>> BEGIN DATA FOR THE TASK

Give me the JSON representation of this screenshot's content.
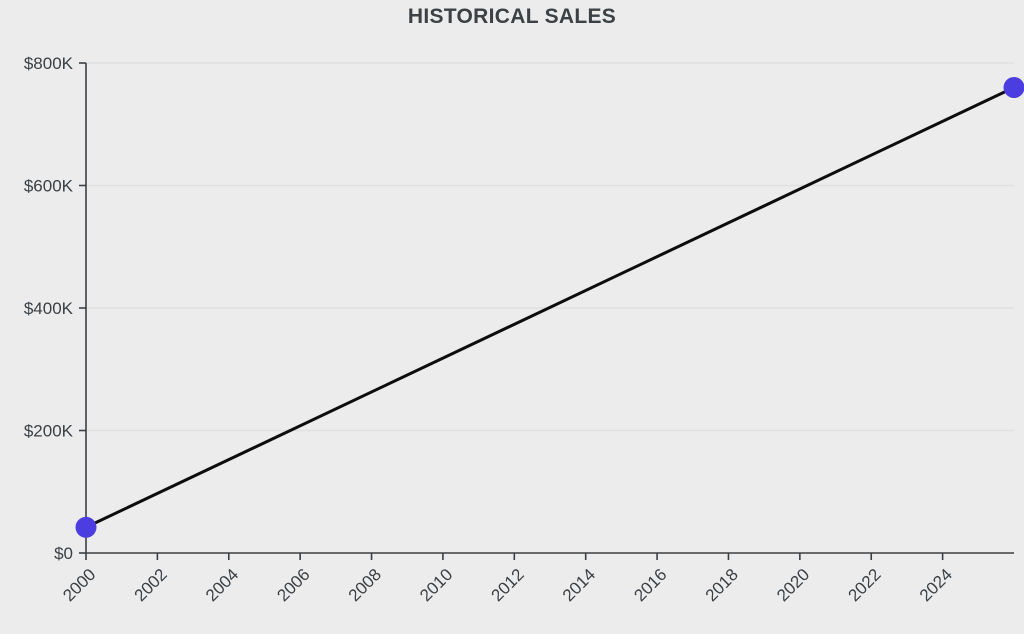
{
  "chart_data": {
    "type": "line",
    "title": "HISTORICAL SALES",
    "xlabel": "",
    "ylabel": "",
    "xlim": [
      2000,
      2026
    ],
    "ylim": [
      0,
      800000
    ],
    "grid": "horizontal",
    "legend": "none",
    "x_tick_rotation": -45,
    "series": [
      {
        "points": [
          {
            "x": 2000,
            "y": 42000
          },
          {
            "x": 2026,
            "y": 760000
          }
        ]
      }
    ],
    "y_ticks": [
      {
        "value": 0,
        "label": "$0"
      },
      {
        "value": 200000,
        "label": "$200K"
      },
      {
        "value": 400000,
        "label": "$400K"
      },
      {
        "value": 600000,
        "label": "$600K"
      },
      {
        "value": 800000,
        "label": "$800K"
      }
    ],
    "x_ticks": [
      {
        "value": 2000,
        "label": "2000"
      },
      {
        "value": 2002,
        "label": "2002"
      },
      {
        "value": 2004,
        "label": "2004"
      },
      {
        "value": 2006,
        "label": "2006"
      },
      {
        "value": 2008,
        "label": "2008"
      },
      {
        "value": 2010,
        "label": "2010"
      },
      {
        "value": 2012,
        "label": "2012"
      },
      {
        "value": 2014,
        "label": "2014"
      },
      {
        "value": 2016,
        "label": "2016"
      },
      {
        "value": 2018,
        "label": "2018"
      },
      {
        "value": 2020,
        "label": "2020"
      },
      {
        "value": 2022,
        "label": "2022"
      },
      {
        "value": 2024,
        "label": "2024"
      }
    ],
    "colors": {
      "background": "#ececec",
      "title": "#3b4144",
      "axis": "#3c3f42",
      "grid": "#e0e0e0",
      "tick_label": "#3b4045",
      "line": "#0d0d0d",
      "point": "#4b3de0"
    }
  }
}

>> END DATA FOR THE TASK

TASK: Leaving aside the images, write out the entries above word for word.

THE COMPLETED TASK:
Give me the JSON representation of this screenshot's content.
{
  "chart_data": {
    "type": "line",
    "title": "HISTORICAL SALES",
    "xlabel": "",
    "ylabel": "",
    "xlim": [
      2000,
      2026
    ],
    "ylim": [
      0,
      800000
    ],
    "grid": "horizontal",
    "legend": "none",
    "x_tick_rotation": -45,
    "series": [
      {
        "points": [
          {
            "x": 2000,
            "y": 42000
          },
          {
            "x": 2026,
            "y": 760000
          }
        ]
      }
    ],
    "y_ticks": [
      {
        "value": 0,
        "label": "$0"
      },
      {
        "value": 200000,
        "label": "$200K"
      },
      {
        "value": 400000,
        "label": "$400K"
      },
      {
        "value": 600000,
        "label": "$600K"
      },
      {
        "value": 800000,
        "label": "$800K"
      }
    ],
    "x_ticks": [
      {
        "value": 2000,
        "label": "2000"
      },
      {
        "value": 2002,
        "label": "2002"
      },
      {
        "value": 2004,
        "label": "2004"
      },
      {
        "value": 2006,
        "label": "2006"
      },
      {
        "value": 2008,
        "label": "2008"
      },
      {
        "value": 2010,
        "label": "2010"
      },
      {
        "value": 2012,
        "label": "2012"
      },
      {
        "value": 2014,
        "label": "2014"
      },
      {
        "value": 2016,
        "label": "2016"
      },
      {
        "value": 2018,
        "label": "2018"
      },
      {
        "value": 2020,
        "label": "2020"
      },
      {
        "value": 2022,
        "label": "2022"
      },
      {
        "value": 2024,
        "label": "2024"
      }
    ],
    "colors": {
      "background": "#ececec",
      "title": "#3b4144",
      "axis": "#3c3f42",
      "grid": "#e0e0e0",
      "tick_label": "#3b4045",
      "line": "#0d0d0d",
      "point": "#4b3de0"
    }
  }
}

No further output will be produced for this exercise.